** Input for this task **
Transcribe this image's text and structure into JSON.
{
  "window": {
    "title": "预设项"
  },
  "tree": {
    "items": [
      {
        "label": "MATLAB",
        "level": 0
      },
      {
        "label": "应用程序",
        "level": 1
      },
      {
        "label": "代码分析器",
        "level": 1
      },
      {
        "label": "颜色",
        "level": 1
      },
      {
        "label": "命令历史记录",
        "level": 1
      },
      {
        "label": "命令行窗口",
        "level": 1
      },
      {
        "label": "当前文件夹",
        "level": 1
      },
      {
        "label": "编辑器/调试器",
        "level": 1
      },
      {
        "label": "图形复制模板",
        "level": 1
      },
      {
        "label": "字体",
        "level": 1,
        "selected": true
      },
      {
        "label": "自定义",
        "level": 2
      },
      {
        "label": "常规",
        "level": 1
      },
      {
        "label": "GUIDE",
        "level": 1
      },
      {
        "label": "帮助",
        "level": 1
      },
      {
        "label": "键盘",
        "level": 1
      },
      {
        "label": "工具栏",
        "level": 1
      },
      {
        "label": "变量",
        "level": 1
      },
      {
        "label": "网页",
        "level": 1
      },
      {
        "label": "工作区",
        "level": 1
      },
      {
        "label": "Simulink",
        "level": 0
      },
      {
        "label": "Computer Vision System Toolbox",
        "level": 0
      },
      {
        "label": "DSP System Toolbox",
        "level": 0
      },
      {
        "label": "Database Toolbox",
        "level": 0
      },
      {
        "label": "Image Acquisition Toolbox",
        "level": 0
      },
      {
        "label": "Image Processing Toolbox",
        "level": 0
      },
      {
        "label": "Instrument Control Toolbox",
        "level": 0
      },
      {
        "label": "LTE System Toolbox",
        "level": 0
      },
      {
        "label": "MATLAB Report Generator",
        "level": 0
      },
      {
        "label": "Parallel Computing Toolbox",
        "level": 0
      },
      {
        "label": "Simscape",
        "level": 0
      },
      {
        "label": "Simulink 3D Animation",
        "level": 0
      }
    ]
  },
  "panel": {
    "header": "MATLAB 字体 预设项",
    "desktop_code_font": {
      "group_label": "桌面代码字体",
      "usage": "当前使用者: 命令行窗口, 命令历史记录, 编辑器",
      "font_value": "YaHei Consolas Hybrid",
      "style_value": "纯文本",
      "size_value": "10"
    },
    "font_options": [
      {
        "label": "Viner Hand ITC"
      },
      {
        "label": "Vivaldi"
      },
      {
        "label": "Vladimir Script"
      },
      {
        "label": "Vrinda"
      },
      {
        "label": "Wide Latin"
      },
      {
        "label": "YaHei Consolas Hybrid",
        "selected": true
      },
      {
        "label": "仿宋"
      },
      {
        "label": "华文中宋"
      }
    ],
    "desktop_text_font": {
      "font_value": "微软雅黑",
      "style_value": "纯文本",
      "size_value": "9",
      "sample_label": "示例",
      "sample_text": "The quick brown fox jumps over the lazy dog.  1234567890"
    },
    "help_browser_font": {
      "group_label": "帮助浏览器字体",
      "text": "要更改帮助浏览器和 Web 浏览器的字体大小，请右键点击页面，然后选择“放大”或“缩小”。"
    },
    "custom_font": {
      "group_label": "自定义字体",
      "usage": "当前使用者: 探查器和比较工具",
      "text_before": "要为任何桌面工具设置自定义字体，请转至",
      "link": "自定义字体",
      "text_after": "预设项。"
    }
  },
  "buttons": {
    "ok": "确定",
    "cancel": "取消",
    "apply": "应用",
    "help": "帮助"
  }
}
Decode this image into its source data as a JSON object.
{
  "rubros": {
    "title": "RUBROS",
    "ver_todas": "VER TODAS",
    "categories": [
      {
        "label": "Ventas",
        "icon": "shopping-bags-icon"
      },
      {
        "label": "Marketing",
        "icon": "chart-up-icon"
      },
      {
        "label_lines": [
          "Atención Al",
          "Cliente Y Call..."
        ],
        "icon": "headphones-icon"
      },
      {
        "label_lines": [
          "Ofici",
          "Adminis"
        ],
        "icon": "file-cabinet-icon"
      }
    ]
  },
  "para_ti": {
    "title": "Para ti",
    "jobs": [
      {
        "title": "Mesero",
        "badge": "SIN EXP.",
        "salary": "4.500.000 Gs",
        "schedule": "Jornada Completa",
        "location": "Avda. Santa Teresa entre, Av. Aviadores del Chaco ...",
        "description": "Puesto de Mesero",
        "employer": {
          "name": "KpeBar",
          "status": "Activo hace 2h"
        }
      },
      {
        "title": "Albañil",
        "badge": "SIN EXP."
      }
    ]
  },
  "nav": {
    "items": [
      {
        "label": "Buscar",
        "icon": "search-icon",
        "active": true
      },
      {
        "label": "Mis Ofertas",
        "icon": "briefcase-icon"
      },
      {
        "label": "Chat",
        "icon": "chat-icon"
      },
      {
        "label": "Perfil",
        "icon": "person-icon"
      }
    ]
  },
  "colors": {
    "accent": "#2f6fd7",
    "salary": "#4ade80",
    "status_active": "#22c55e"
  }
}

** Written task **
Reply with nothing but the number of lines in the data above that contain "命令行窗口".

** Result for this task **
2